**TASK OBJECTIVE:** Reproduce word for word the lines of the listing below, beginning with the line that contains "Patent image size: (421, 586)." and continuing through the line that contains "The stand 400 is at (320, 418).".

Saved entries
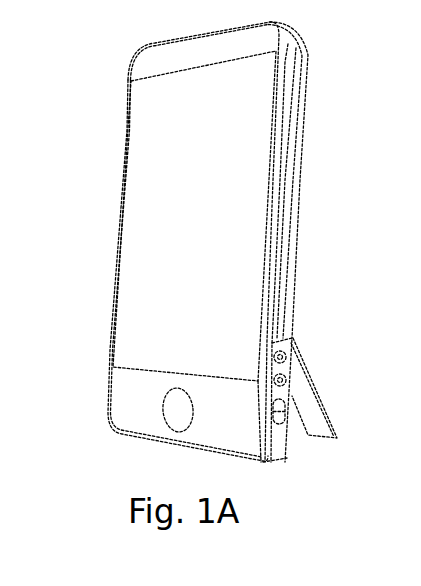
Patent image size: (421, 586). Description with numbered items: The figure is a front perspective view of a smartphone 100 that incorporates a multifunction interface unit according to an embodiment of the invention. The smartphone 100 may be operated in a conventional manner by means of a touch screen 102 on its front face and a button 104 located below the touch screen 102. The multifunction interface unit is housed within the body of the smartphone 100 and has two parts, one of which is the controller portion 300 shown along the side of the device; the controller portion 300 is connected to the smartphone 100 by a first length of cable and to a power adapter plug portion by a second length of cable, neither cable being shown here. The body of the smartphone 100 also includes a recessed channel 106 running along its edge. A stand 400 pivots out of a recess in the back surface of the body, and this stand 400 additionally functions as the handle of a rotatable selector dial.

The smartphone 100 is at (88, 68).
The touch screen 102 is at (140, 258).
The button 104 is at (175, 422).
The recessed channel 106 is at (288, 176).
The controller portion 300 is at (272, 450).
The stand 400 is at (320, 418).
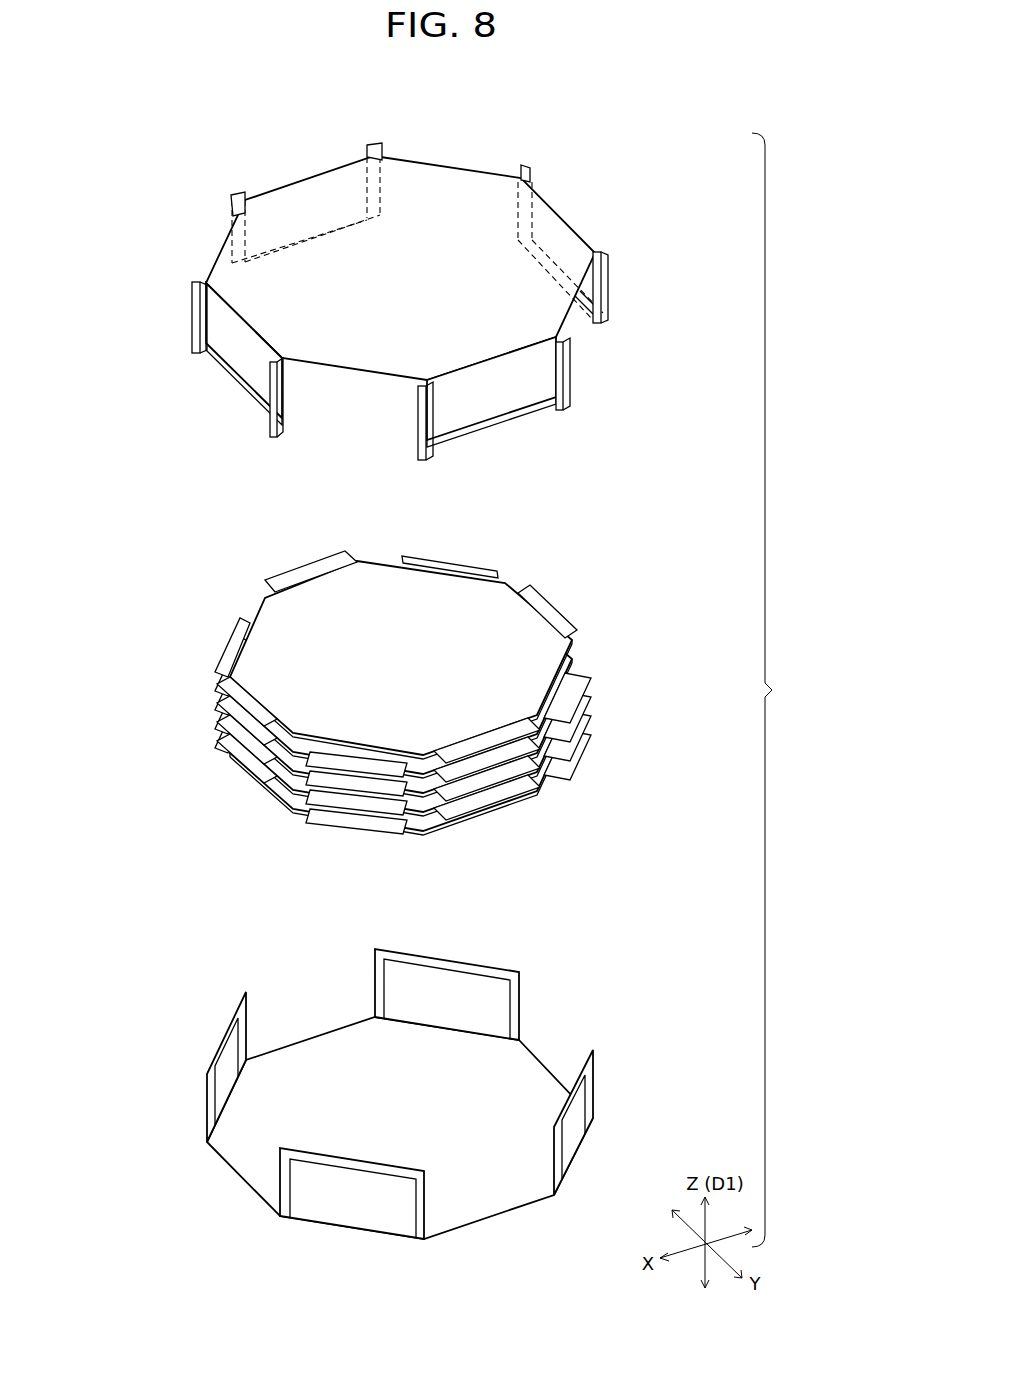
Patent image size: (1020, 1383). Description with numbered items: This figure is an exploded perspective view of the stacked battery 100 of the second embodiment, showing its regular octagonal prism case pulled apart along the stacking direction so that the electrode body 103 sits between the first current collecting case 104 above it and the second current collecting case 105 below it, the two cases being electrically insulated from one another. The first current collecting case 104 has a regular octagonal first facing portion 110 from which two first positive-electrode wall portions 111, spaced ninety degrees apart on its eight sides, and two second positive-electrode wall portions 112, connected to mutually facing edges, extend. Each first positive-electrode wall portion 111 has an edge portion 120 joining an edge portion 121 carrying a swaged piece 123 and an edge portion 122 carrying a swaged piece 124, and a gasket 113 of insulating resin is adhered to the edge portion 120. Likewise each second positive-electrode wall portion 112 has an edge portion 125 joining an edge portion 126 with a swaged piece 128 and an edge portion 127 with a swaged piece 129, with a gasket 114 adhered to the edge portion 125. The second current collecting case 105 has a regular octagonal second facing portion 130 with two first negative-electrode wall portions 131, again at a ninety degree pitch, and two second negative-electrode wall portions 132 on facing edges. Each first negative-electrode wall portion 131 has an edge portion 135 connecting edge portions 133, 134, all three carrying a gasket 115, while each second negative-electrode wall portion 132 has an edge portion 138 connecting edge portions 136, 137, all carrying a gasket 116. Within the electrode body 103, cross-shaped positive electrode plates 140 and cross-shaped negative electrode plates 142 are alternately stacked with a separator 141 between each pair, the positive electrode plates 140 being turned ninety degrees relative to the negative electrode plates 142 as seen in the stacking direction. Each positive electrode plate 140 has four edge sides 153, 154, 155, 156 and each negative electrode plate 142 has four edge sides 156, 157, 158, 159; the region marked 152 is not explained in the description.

...

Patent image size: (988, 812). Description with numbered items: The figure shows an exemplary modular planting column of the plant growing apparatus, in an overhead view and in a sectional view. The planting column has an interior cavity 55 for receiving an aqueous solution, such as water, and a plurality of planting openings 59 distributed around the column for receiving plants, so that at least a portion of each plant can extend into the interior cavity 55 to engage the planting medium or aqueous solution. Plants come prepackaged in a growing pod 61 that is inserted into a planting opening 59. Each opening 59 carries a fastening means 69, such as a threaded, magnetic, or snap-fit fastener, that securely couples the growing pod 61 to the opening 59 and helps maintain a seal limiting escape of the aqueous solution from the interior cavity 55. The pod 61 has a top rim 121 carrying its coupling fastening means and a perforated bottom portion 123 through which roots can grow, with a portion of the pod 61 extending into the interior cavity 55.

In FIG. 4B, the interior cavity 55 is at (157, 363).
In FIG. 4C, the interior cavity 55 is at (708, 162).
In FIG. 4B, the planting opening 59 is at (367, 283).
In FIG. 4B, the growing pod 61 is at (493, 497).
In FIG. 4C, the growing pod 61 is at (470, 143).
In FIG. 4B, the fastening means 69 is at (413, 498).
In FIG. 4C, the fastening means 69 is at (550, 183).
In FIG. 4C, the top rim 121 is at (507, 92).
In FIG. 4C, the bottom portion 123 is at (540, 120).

--

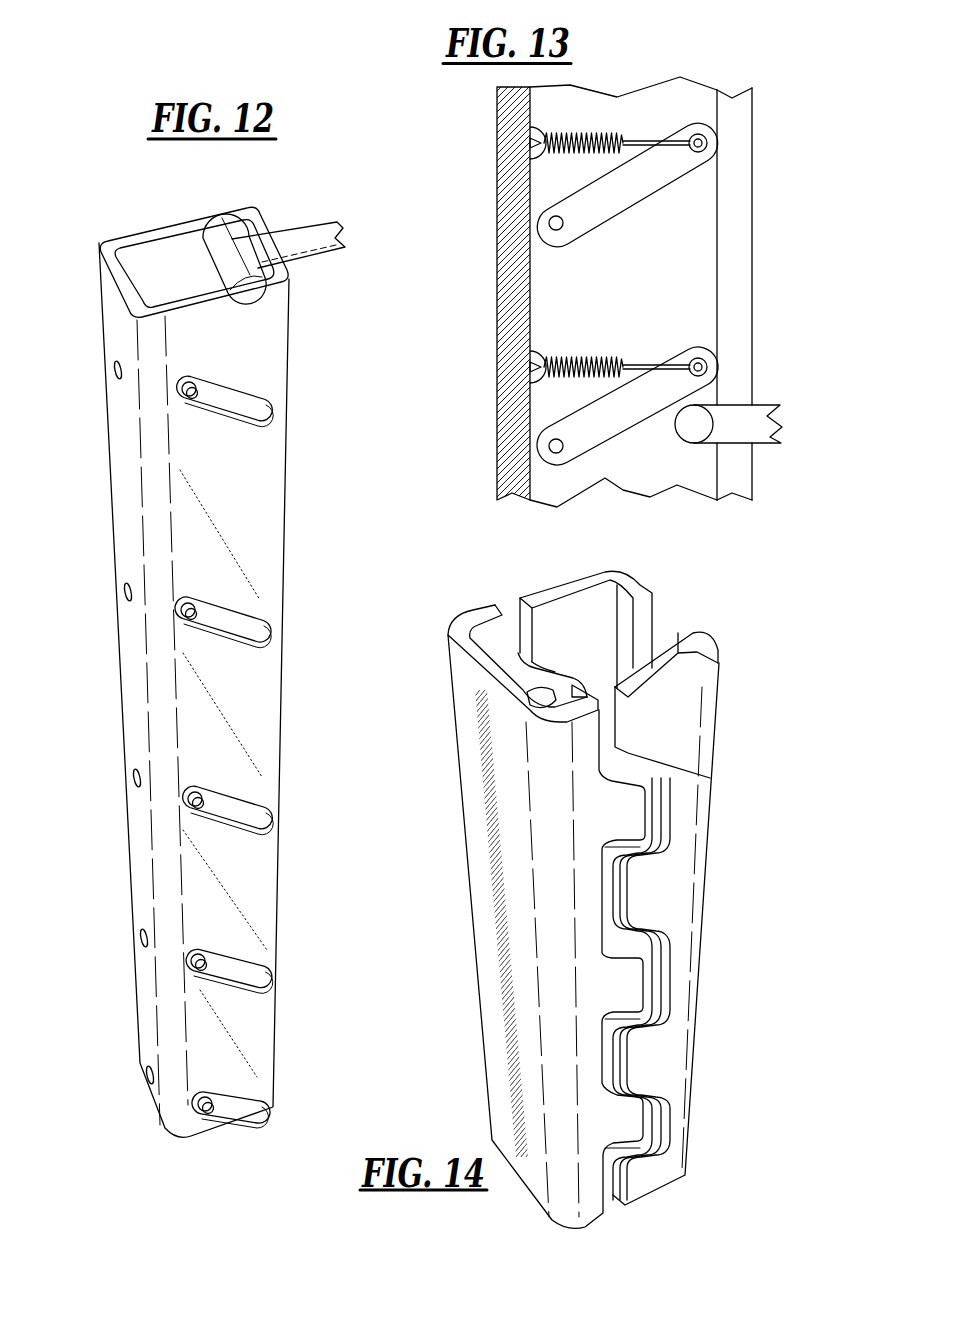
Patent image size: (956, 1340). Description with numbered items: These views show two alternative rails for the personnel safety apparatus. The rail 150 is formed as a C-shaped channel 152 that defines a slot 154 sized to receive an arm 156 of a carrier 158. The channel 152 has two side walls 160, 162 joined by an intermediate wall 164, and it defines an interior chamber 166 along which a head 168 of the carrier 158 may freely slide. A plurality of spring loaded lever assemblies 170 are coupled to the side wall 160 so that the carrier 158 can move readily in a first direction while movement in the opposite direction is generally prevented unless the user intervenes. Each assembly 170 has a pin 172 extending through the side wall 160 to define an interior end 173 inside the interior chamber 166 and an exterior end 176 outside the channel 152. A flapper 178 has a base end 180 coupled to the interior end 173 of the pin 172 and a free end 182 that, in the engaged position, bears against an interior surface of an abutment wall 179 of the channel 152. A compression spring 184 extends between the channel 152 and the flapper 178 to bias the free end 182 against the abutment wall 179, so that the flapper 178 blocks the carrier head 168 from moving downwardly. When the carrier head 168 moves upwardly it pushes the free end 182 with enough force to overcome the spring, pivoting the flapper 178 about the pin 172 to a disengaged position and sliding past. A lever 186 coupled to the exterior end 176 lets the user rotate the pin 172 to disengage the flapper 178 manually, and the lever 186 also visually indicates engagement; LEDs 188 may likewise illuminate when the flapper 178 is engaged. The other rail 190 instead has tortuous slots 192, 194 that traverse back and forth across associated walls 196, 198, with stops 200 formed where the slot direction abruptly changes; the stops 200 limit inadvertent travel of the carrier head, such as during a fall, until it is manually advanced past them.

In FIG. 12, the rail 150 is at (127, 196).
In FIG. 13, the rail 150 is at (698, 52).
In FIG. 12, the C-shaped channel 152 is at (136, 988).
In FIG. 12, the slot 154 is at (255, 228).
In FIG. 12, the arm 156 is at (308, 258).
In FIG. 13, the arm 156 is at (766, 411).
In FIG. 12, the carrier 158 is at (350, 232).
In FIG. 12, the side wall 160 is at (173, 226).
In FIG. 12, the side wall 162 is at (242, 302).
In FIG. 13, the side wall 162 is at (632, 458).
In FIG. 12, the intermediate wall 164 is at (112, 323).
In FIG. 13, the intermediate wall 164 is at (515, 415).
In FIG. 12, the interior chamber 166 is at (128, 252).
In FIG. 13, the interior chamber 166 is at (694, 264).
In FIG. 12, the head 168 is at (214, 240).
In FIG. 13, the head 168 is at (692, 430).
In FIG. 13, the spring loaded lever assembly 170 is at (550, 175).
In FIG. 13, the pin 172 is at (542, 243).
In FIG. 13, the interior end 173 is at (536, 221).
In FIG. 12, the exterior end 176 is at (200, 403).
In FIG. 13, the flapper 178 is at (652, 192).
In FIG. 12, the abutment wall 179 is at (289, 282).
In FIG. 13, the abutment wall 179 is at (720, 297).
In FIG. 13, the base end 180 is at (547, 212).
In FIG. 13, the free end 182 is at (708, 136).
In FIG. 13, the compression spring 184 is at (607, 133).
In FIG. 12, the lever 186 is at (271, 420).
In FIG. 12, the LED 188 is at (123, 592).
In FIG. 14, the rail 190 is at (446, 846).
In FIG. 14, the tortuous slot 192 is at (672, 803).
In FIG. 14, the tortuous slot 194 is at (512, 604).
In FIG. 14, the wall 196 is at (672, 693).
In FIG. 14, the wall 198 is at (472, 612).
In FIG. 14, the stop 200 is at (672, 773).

**FULL OUTPUT:**
Patent image size: (421, 586). Description with numbered items: The figure is a front perspective view of a smartphone 100 that incorporates a multifunction interface unit according to an embodiment of the invention. The smartphone 100 may be operated in a conventional manner by means of a touch screen 102 on its front face and a button 104 located below the touch screen 102. The multifunction interface unit is housed within the body of the smartphone 100 and has two parts, one of which is the controller portion 300 shown along the side of the device; the controller portion 300 is connected to the smartphone 100 by a first length of cable and to a power adapter plug portion by a second length of cable, neither cable being shown here. The body of the smartphone 100 also includes a recessed channel 106 running along its edge. A stand 400 pivots out of a recess in the back surface of the body, and this stand 400 additionally functions as the handle of a rotatable selector dial.

The smartphone 100 is at (88, 68).
The touch screen 102 is at (140, 258).
The button 104 is at (175, 422).
The recessed channel 106 is at (288, 176).
The controller portion 300 is at (272, 450).
The stand 400 is at (320, 418).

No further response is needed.